◆ SHORT TASK
Search the records for the word "uchun" and pick out every line that has it.

[begin INPUT]

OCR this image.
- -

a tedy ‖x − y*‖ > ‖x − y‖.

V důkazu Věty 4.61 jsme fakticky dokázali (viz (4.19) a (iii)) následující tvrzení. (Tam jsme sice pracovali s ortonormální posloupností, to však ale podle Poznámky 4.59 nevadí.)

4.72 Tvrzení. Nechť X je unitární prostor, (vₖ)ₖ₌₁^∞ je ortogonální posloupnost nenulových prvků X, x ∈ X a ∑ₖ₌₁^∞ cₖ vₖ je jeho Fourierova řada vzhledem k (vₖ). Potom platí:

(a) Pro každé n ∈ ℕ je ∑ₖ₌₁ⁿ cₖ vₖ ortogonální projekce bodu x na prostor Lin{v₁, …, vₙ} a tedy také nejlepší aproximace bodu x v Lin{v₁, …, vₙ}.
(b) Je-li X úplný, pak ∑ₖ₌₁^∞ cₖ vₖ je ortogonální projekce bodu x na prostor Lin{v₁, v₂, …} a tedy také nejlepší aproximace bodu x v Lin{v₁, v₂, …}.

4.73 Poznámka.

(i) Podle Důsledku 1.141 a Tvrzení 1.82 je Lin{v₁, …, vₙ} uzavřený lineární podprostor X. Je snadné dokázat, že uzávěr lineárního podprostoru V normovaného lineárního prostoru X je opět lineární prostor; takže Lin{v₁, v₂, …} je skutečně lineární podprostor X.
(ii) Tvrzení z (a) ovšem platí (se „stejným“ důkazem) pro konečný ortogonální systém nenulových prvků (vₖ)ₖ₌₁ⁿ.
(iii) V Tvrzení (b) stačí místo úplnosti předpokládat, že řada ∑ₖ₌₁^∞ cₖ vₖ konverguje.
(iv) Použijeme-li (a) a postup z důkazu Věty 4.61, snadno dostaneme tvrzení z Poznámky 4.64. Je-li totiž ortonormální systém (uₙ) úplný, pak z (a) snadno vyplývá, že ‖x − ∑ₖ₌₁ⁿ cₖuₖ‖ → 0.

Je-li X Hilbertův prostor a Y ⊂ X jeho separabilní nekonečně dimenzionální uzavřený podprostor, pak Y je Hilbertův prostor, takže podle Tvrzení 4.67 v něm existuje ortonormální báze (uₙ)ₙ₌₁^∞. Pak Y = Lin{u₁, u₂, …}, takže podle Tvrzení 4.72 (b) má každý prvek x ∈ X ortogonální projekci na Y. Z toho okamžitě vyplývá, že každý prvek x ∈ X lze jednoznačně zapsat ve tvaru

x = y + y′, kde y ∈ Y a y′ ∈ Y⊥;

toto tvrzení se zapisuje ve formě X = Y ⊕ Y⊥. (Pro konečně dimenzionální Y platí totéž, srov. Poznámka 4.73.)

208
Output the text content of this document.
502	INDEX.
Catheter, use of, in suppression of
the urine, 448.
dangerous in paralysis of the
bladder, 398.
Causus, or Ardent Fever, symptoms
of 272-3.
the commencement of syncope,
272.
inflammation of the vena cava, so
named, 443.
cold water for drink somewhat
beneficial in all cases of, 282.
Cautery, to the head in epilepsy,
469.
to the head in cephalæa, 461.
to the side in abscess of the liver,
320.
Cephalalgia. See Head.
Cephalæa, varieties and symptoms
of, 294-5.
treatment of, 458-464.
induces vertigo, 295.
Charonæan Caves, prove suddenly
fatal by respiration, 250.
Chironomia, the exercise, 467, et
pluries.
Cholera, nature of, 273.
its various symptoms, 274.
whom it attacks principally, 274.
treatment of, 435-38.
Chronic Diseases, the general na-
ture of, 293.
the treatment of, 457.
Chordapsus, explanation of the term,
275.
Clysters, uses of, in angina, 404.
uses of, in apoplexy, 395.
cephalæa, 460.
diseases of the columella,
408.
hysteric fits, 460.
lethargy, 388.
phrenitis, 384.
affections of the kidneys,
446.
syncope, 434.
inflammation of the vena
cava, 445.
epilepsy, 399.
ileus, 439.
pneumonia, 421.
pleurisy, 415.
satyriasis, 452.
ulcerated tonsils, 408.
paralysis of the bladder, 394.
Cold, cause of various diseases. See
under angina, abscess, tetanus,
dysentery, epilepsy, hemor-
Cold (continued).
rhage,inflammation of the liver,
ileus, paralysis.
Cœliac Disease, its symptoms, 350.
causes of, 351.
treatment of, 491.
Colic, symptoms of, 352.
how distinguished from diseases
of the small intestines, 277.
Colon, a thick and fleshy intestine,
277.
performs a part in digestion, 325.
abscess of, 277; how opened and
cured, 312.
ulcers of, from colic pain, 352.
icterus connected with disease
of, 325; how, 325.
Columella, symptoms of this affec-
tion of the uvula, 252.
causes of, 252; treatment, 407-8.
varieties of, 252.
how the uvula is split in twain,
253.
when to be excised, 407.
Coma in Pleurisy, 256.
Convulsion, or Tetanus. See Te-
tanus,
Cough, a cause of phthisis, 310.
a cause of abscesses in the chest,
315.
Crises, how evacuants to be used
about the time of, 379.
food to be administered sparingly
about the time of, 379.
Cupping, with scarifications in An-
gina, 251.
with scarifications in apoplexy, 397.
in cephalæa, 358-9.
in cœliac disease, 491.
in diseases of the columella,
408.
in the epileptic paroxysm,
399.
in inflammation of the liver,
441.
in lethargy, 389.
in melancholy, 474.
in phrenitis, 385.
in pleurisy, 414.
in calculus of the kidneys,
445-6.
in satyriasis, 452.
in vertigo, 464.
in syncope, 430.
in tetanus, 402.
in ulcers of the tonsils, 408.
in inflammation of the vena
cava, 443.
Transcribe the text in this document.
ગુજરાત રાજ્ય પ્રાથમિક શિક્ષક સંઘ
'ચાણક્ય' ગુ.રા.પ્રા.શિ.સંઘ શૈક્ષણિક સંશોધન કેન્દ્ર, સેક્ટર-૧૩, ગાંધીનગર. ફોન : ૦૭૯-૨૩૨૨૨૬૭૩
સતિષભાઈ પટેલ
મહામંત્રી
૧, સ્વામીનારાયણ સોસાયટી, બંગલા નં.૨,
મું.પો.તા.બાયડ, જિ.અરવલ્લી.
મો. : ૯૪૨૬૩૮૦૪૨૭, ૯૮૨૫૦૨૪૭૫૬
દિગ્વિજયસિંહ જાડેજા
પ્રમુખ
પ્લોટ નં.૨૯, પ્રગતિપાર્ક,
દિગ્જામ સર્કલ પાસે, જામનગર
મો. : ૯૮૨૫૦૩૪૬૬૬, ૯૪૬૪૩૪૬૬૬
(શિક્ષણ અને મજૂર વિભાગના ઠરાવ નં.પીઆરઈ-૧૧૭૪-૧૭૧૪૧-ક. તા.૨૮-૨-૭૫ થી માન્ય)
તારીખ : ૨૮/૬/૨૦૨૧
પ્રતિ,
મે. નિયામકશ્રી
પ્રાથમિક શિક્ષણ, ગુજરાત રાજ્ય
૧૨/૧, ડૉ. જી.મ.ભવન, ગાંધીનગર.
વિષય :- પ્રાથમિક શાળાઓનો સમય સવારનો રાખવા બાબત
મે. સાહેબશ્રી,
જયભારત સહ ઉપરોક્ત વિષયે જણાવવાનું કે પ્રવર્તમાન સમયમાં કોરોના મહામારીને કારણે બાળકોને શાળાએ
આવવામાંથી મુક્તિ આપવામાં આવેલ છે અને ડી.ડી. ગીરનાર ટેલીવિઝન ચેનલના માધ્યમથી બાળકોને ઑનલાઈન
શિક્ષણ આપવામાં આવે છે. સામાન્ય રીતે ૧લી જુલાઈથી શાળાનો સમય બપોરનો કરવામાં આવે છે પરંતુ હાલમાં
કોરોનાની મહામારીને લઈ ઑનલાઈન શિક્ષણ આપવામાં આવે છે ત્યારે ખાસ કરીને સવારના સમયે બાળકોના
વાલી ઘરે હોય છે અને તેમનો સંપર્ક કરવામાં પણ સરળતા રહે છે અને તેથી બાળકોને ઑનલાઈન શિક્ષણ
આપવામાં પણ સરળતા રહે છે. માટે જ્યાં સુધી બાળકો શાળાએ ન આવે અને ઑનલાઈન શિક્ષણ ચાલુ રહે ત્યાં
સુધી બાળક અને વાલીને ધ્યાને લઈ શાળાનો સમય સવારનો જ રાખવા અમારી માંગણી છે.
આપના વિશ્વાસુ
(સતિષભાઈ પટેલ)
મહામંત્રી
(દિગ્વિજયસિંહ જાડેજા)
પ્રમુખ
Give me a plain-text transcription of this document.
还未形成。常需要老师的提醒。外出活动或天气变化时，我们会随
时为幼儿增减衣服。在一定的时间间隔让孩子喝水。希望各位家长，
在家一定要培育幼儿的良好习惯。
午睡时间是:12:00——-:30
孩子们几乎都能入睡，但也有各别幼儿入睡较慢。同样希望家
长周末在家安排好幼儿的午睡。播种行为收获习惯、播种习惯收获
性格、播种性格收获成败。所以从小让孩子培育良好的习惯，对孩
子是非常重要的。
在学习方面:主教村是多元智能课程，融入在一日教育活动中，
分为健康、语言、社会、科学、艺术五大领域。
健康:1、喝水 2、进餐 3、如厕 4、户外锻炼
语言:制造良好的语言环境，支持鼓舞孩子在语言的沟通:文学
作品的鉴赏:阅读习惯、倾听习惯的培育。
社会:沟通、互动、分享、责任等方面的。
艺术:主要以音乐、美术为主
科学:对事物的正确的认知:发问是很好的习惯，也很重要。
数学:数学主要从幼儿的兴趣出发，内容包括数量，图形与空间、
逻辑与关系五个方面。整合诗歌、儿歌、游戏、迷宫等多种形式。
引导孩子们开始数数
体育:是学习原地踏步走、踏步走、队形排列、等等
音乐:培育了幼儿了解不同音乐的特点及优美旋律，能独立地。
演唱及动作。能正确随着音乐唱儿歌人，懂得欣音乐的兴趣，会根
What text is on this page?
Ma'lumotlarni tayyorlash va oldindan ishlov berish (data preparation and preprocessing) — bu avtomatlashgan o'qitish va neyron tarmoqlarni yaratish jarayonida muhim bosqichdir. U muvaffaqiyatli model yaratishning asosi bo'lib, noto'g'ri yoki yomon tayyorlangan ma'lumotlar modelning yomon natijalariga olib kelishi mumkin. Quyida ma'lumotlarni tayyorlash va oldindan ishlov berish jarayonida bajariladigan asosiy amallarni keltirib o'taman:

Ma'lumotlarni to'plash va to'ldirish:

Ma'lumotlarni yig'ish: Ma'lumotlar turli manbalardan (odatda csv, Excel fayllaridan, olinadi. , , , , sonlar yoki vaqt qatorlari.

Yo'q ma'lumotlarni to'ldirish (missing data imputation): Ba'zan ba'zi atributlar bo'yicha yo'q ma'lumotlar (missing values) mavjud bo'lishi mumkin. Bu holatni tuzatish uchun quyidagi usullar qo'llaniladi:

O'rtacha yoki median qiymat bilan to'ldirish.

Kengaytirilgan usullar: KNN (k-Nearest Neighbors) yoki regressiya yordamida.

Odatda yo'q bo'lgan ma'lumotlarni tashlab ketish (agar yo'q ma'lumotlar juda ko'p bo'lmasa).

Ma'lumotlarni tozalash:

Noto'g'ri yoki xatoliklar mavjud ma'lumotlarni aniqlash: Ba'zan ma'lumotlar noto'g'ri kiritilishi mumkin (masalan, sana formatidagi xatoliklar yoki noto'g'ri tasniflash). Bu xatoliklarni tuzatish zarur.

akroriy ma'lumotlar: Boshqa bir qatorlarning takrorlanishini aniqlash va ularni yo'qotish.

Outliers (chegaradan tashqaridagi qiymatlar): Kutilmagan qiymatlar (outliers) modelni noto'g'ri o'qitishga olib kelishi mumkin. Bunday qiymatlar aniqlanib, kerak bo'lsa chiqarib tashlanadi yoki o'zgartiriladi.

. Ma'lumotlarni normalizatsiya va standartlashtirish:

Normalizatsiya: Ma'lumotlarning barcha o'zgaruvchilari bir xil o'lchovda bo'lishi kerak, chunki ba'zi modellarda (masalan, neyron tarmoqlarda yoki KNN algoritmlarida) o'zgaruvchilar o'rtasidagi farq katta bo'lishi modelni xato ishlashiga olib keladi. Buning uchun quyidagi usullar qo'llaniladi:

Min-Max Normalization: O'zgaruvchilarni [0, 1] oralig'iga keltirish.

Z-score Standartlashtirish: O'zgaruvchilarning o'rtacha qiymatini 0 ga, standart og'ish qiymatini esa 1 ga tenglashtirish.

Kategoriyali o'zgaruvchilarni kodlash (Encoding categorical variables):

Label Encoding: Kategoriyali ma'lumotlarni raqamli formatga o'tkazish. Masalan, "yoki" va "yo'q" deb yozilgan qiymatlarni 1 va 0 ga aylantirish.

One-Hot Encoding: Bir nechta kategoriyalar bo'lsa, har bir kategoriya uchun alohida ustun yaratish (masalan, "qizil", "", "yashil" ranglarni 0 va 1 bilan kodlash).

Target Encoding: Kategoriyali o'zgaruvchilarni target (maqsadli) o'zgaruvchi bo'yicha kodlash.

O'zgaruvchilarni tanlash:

[end INPUT]

◆ RESPONSE TO THIS TASK
Yo'q ma'lumotlarni to'ldirish (missing data imputation): Ba'zan ba'zi atributlar bo'yicha yo'q ma'lumotlar (missing values) mavjud bo'lishi mumkin. Bu holatni tuzatish uchun quyidagi usullar qo'llaniladi:
Normalizatsiya: Ma'lumotlarning barcha o'zgaruvchilari bir xil o'lchovda bo'lishi kerak, chunki ba'zi modellarda (masalan, neyron tarmoqlarda yoki KNN algoritmlarida) o'zgaruvchilar o'rtasidagi farq katta bo'lishi modelni xato ishlashiga olib keladi. Buning uchun quyidagi usullar qo'llaniladi:
One-Hot Encoding: Bir nechta kategoriyalar bo'lsa, har bir kategoriya uchun alohida ustun yaratish (masalan, "qizil", "", "yashil" ranglarni 0 va 1 bilan kodlash).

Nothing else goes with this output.